For the data below, work out how many lines contain the word "volume" and supply only that number.

## start

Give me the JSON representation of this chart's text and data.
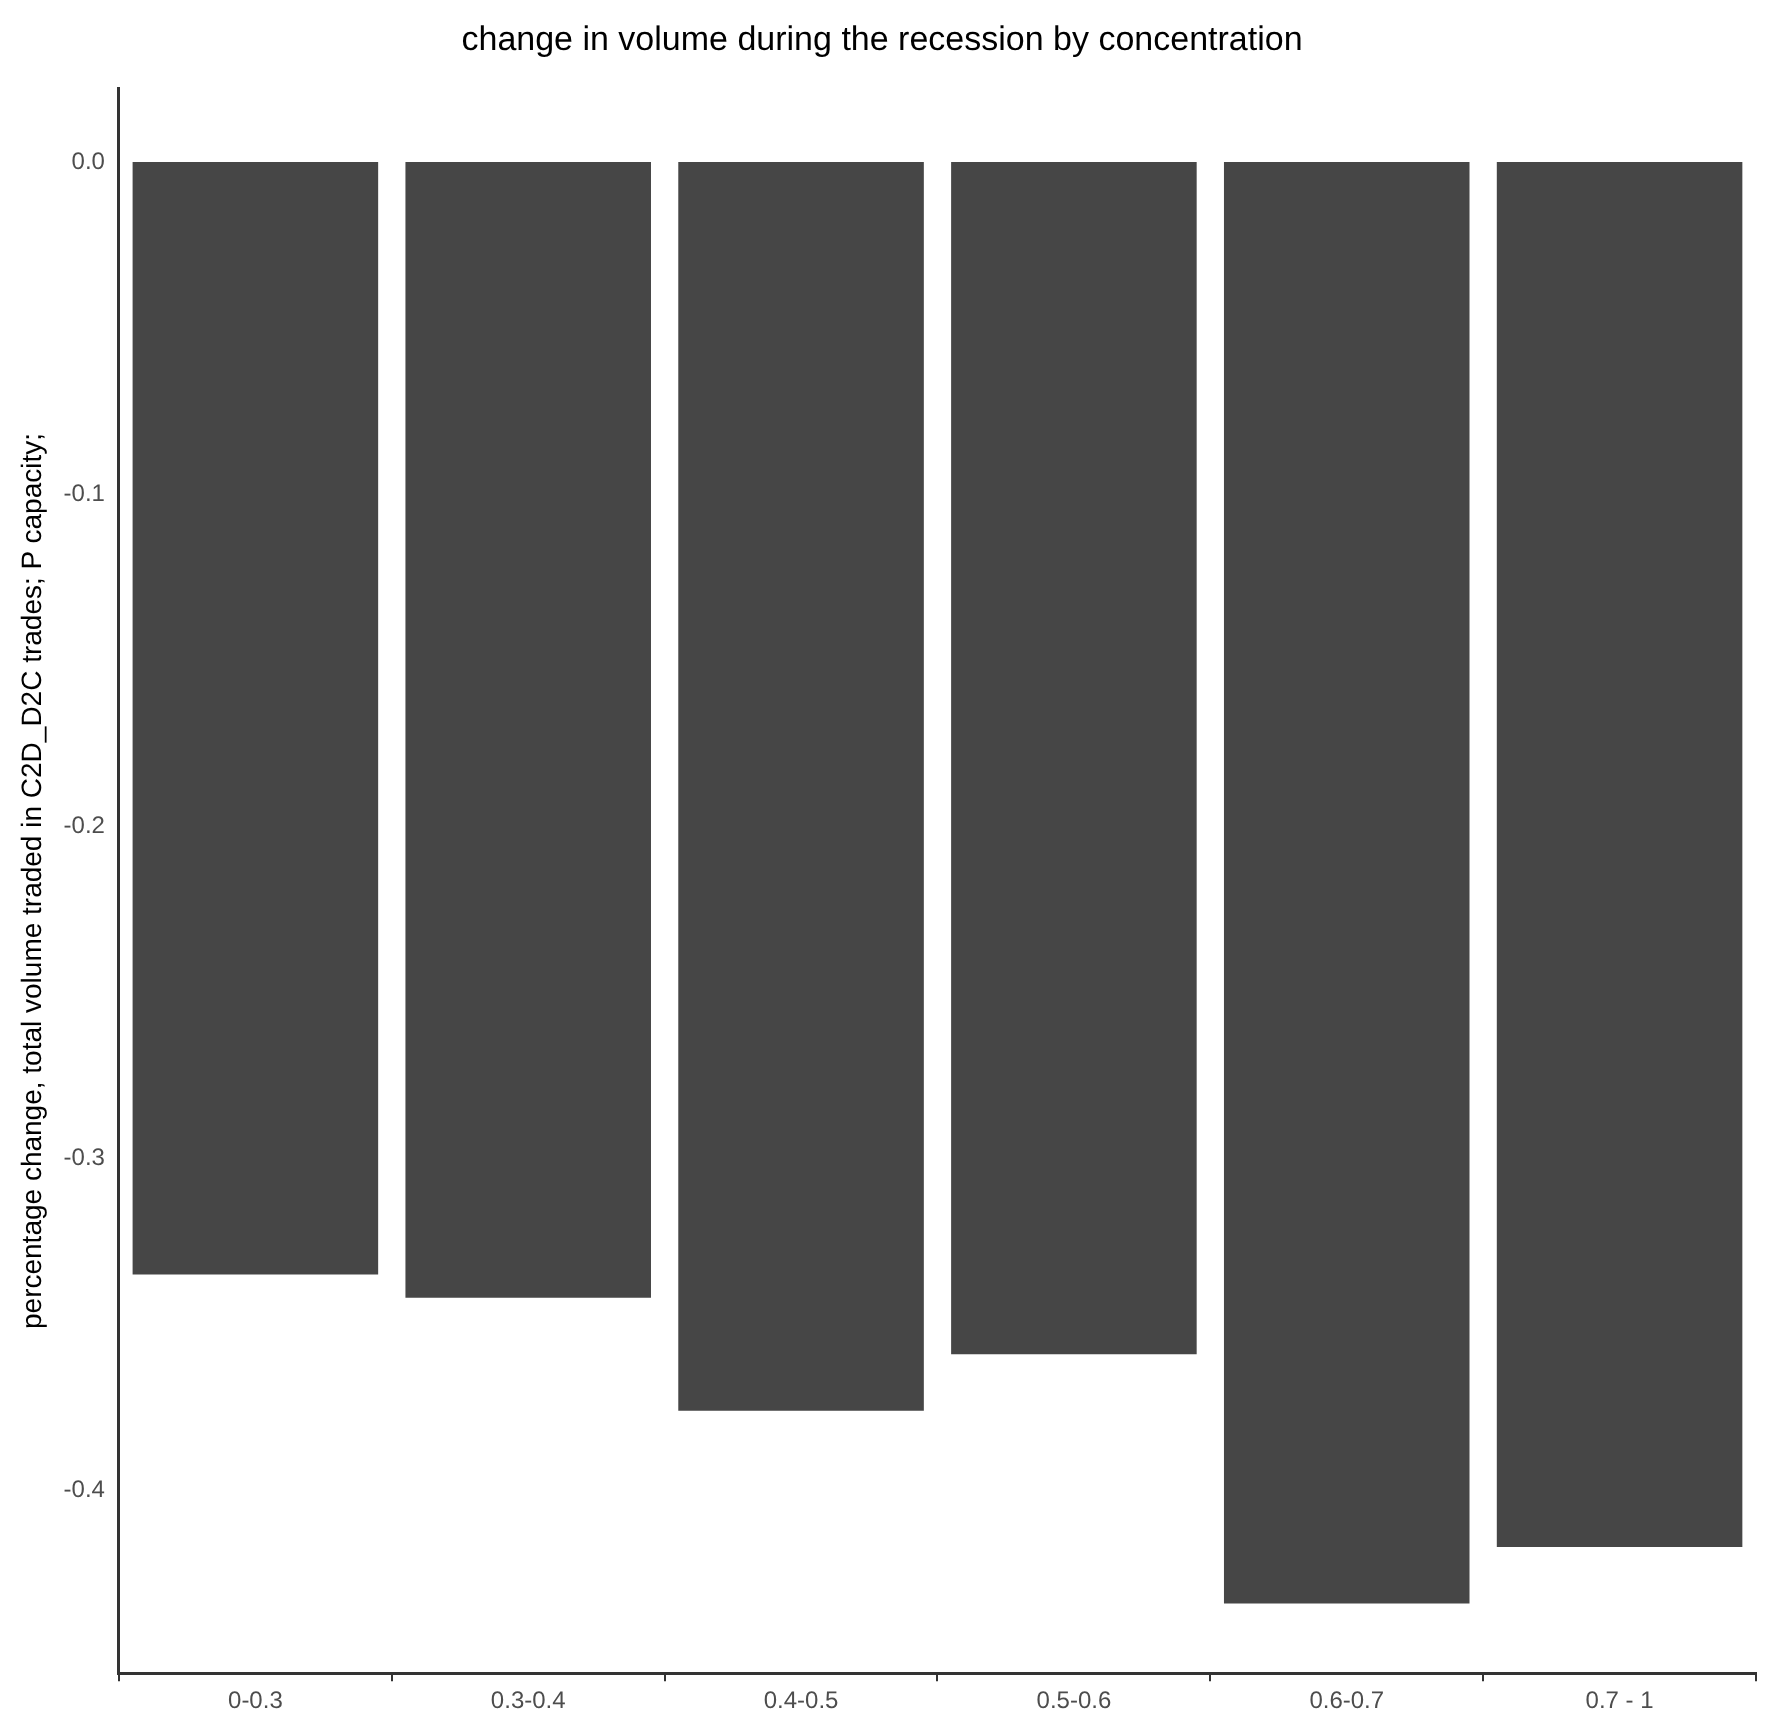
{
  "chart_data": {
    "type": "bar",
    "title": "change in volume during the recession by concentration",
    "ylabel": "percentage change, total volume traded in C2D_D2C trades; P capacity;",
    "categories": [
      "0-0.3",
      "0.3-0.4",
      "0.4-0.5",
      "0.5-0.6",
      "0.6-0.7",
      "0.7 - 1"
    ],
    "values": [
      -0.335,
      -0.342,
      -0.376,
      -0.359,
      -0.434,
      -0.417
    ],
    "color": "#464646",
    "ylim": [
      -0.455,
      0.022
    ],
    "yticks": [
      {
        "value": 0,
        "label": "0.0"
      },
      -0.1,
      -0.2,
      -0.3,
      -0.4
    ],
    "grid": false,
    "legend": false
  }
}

## end

-- Solved exercise --
2